Extracted records
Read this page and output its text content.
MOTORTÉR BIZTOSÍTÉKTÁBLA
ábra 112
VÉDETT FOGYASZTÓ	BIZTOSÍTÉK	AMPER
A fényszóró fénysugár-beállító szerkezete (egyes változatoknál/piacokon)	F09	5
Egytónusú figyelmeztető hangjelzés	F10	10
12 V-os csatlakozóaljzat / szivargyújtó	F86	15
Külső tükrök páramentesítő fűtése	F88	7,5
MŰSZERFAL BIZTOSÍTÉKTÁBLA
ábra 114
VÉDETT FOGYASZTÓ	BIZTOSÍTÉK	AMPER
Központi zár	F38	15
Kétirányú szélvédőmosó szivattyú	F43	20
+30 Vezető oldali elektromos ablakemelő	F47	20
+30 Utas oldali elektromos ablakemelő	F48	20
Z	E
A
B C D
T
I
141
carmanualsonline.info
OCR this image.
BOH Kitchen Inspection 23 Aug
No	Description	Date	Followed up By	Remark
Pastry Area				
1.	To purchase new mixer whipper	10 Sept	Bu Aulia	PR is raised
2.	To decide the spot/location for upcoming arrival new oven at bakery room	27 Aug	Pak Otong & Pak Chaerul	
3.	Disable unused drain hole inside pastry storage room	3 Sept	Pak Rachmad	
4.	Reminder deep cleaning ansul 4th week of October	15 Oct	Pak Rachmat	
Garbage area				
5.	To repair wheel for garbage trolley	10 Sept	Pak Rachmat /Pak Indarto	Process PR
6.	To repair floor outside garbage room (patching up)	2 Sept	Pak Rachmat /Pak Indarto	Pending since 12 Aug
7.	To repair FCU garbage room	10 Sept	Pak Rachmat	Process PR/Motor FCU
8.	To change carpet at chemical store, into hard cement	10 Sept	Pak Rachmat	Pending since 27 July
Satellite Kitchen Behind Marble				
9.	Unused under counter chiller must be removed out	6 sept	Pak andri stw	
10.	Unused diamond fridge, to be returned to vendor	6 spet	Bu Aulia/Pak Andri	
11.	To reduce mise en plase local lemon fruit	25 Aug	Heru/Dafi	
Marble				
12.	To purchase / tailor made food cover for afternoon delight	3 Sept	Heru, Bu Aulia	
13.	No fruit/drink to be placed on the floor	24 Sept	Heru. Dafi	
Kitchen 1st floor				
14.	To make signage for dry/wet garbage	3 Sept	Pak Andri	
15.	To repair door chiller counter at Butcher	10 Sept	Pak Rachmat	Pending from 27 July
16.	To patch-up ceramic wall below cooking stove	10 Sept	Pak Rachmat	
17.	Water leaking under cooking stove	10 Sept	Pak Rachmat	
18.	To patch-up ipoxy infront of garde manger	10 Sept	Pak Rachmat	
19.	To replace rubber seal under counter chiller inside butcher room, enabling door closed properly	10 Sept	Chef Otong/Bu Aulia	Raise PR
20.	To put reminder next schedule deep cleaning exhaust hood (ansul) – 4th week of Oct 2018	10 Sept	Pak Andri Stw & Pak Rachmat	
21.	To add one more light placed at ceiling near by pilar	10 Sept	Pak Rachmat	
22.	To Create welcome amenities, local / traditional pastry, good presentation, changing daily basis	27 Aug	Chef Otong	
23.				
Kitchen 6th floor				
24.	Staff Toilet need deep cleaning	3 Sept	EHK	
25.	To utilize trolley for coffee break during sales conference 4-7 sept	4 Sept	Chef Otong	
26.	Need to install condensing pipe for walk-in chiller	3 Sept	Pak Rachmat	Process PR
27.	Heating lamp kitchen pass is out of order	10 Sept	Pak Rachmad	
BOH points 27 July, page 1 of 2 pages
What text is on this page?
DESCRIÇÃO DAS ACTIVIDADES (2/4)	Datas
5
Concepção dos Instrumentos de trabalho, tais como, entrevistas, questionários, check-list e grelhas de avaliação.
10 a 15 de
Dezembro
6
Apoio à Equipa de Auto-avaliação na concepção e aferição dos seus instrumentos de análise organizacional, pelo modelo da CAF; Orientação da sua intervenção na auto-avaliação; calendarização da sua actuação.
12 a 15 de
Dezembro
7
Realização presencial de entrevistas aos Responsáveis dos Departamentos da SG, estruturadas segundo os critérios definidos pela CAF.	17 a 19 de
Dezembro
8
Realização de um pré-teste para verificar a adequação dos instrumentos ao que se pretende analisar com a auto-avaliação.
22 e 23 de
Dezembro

● **Stated exercise**: Repeat, word for word, every line from the line that contains "What text is on this page?" to the end of the entries; include both of those lines and no others.

● **Reply**:
What text is on this page?
DESCRIÇÃO DAS ACTIVIDADES (2/4)	Datas
5
Concepção dos Instrumentos de trabalho, tais como, entrevistas, questionários, check-list e grelhas de avaliação.
10 a 15 de
Dezembro
6
Apoio à Equipa de Auto-avaliação na concepção e aferição dos seus instrumentos de análise organizacional, pelo modelo da CAF; Orientação da sua intervenção na auto-avaliação; calendarização da sua actuação.
12 a 15 de
Dezembro
7
Realização presencial de entrevistas aos Responsáveis dos Departamentos da SG, estruturadas segundo os critérios definidos pela CAF.	17 a 19 de
Dezembro
8
Realização de um pré-teste para verificar a adequação dos instrumentos ao que se pretende analisar com a auto-avaliação.
22 e 23 de
Dezembro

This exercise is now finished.